— Begin Provided records —

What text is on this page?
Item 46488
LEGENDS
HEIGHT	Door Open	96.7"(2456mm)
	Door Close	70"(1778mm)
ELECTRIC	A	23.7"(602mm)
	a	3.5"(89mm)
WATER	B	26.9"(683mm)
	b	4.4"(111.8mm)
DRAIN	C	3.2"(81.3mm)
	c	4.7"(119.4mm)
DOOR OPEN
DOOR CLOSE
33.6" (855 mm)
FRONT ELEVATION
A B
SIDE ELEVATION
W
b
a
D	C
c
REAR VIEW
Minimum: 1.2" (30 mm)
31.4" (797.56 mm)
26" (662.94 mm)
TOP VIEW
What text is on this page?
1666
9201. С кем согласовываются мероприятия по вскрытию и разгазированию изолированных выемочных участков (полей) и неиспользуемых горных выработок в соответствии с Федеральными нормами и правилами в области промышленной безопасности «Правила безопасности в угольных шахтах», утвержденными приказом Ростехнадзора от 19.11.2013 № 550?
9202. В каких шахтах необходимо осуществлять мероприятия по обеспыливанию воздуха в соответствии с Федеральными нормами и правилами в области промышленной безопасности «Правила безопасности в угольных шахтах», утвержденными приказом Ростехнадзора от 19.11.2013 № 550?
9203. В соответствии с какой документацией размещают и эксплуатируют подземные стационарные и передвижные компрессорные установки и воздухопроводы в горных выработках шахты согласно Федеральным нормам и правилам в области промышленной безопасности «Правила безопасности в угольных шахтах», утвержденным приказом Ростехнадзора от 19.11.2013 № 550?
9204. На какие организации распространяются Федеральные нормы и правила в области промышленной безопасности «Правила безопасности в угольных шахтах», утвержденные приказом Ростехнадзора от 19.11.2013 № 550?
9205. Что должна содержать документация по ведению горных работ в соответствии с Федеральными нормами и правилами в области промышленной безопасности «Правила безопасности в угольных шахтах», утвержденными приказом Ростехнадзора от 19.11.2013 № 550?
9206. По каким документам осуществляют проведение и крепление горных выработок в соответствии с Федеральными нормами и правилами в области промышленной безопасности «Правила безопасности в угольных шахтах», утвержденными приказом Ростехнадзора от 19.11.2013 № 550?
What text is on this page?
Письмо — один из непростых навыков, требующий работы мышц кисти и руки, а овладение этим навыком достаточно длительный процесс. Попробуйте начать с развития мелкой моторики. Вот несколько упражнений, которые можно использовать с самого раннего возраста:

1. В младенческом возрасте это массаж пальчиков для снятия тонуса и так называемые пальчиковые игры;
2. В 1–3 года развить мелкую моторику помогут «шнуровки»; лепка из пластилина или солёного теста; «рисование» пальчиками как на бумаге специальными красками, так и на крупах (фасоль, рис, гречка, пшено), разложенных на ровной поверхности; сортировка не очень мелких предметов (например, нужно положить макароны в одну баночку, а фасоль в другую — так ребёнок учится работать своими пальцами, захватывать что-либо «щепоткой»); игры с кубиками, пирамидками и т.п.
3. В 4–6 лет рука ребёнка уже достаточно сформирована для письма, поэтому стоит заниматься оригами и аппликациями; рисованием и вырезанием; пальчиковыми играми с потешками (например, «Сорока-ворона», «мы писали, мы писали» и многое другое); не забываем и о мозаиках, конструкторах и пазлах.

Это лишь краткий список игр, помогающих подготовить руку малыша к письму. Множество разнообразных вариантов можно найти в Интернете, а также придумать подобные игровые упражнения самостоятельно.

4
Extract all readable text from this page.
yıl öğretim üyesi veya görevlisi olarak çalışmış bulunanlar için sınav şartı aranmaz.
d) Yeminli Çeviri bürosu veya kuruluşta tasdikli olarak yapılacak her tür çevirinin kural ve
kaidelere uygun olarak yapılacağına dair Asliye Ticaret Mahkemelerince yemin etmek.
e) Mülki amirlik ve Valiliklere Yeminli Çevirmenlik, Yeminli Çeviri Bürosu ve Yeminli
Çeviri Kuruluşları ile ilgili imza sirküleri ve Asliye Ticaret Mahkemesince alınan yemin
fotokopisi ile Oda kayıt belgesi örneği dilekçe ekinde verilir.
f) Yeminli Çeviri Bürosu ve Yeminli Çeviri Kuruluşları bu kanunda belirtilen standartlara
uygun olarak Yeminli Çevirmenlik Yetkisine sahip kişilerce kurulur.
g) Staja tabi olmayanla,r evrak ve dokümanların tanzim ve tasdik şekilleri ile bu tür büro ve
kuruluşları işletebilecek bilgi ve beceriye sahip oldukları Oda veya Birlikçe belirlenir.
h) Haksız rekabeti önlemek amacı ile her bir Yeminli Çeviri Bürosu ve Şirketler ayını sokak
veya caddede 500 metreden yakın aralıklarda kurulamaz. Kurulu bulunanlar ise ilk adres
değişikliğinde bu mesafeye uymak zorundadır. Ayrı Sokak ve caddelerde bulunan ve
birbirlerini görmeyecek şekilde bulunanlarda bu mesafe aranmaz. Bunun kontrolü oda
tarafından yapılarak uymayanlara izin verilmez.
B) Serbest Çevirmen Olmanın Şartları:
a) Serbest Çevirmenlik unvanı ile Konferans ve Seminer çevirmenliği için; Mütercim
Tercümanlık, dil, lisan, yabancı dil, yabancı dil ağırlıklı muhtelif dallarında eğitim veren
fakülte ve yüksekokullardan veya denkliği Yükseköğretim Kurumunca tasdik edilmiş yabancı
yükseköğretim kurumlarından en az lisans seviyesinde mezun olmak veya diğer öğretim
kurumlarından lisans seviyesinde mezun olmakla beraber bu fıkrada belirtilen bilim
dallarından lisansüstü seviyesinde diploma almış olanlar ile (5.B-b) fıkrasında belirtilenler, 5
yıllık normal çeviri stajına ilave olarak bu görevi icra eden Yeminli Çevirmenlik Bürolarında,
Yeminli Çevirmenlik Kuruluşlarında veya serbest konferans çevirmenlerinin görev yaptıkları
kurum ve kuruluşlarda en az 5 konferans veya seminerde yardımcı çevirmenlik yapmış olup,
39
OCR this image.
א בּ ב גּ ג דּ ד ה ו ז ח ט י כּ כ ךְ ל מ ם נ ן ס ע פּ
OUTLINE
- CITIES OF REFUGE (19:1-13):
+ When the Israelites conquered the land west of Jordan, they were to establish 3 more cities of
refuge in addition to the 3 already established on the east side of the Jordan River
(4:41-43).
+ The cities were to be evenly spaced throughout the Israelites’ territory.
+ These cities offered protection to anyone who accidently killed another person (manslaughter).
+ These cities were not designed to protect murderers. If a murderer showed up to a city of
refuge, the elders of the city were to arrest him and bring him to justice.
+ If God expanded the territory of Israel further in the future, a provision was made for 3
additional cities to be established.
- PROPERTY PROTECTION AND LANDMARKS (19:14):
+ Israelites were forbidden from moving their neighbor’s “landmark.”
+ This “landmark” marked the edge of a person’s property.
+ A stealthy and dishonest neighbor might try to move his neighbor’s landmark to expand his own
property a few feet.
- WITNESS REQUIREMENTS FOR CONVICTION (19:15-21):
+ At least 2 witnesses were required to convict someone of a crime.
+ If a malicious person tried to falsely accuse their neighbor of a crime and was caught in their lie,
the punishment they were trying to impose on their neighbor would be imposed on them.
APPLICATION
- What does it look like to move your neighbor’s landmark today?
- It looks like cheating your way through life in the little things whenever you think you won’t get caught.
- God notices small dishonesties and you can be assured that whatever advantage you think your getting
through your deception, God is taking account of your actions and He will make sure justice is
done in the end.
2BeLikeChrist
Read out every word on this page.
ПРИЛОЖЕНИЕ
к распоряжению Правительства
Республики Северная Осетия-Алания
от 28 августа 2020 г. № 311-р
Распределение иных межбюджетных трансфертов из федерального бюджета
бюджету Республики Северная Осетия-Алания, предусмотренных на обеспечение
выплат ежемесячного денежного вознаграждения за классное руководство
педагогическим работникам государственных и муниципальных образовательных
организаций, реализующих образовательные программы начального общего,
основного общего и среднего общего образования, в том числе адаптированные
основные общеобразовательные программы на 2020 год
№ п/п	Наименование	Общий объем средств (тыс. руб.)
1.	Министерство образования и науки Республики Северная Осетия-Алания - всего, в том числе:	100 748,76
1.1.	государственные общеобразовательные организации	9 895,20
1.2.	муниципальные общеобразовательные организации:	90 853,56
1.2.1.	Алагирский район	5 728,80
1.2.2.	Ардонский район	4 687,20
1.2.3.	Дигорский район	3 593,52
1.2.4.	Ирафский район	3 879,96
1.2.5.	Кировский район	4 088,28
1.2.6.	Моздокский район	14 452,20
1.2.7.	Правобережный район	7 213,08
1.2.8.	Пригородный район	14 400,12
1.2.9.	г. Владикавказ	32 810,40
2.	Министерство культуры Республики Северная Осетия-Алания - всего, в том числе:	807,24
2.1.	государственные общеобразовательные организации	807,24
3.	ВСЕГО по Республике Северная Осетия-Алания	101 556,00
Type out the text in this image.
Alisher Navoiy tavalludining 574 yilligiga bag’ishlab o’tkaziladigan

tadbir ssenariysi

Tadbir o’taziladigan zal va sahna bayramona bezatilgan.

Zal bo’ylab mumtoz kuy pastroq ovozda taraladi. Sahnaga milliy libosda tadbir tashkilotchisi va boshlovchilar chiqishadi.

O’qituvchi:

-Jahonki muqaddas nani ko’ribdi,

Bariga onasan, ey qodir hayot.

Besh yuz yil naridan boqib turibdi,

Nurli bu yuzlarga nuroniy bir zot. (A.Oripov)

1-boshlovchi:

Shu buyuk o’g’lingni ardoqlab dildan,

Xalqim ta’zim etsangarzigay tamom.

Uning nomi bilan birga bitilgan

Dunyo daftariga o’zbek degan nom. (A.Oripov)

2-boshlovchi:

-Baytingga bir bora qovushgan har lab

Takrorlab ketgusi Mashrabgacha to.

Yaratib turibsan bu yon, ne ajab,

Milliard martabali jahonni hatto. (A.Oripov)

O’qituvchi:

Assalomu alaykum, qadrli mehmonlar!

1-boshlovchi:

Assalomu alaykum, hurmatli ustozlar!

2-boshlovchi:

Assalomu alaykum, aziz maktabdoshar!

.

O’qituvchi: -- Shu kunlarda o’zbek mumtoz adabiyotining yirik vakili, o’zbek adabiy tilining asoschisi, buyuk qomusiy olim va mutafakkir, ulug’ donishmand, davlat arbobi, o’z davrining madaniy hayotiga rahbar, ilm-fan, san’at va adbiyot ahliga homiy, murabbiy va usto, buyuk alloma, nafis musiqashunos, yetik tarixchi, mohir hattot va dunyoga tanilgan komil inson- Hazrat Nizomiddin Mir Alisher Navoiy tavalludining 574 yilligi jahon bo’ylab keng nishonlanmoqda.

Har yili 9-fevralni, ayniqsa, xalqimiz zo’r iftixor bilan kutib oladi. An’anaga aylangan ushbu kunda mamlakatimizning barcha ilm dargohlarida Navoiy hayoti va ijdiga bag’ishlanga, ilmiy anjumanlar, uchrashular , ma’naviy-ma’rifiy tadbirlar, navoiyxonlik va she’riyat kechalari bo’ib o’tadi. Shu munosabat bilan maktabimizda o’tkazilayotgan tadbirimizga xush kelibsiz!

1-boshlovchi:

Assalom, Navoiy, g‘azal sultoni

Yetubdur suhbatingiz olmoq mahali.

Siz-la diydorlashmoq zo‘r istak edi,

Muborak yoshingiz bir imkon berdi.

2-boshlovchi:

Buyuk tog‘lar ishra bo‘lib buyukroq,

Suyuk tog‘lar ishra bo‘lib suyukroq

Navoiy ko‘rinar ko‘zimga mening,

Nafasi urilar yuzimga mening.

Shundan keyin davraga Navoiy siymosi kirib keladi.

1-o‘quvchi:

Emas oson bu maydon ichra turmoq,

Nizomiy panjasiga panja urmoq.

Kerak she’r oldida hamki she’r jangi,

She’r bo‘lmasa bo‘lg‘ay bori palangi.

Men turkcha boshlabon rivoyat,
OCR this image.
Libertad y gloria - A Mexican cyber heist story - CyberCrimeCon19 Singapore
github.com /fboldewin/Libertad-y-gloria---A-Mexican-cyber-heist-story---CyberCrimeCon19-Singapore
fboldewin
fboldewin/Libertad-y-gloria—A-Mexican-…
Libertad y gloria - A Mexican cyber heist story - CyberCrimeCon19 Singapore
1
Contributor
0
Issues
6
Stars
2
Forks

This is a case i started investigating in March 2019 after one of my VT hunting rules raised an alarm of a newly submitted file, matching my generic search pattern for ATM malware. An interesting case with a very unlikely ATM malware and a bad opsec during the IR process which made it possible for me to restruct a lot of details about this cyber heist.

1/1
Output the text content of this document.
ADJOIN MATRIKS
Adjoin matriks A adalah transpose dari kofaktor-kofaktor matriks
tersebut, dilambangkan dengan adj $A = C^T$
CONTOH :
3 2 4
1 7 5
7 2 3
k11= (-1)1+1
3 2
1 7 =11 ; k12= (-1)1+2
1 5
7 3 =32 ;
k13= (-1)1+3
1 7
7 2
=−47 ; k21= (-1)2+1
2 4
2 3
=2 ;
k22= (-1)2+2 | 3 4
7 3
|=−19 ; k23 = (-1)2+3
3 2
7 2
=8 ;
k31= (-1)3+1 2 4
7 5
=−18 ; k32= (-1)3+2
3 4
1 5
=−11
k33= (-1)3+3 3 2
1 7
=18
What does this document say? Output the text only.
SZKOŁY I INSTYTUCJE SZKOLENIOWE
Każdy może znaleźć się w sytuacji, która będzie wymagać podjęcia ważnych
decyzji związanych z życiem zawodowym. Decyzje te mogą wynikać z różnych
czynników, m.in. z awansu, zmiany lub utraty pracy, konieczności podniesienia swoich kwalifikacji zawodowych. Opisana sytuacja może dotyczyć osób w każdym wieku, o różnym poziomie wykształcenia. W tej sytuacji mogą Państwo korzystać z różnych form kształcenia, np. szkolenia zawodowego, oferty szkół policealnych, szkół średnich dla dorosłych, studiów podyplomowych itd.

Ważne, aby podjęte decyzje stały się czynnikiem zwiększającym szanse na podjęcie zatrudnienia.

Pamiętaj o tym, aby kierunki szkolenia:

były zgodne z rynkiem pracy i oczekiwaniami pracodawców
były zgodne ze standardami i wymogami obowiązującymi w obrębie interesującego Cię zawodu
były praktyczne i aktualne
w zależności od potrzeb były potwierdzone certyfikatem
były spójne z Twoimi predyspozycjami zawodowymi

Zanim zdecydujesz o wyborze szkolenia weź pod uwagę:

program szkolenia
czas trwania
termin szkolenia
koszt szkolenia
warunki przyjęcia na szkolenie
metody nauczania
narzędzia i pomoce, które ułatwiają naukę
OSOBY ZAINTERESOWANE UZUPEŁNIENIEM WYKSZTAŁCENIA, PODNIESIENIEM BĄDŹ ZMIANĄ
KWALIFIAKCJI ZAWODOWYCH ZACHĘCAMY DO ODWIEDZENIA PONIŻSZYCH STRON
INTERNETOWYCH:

— End Provided records —

Exercise brief:
Gather each line that holds "Северная".

Written reply:
Республики Северная Осетия-Алания
бюджету Республики Северная Осетия-Алания, предусмотренных на обеспечение
1.	Министерство образования и науки Республики Северная Осетия-Алания - всего, в том числе:	100 748,76
2.	Министерство культуры Республики Северная Осетия-Алания - всего, в том числе:	807,24
3.	ВСЕГО по Республике Северная Осетия-Алания	101 556,00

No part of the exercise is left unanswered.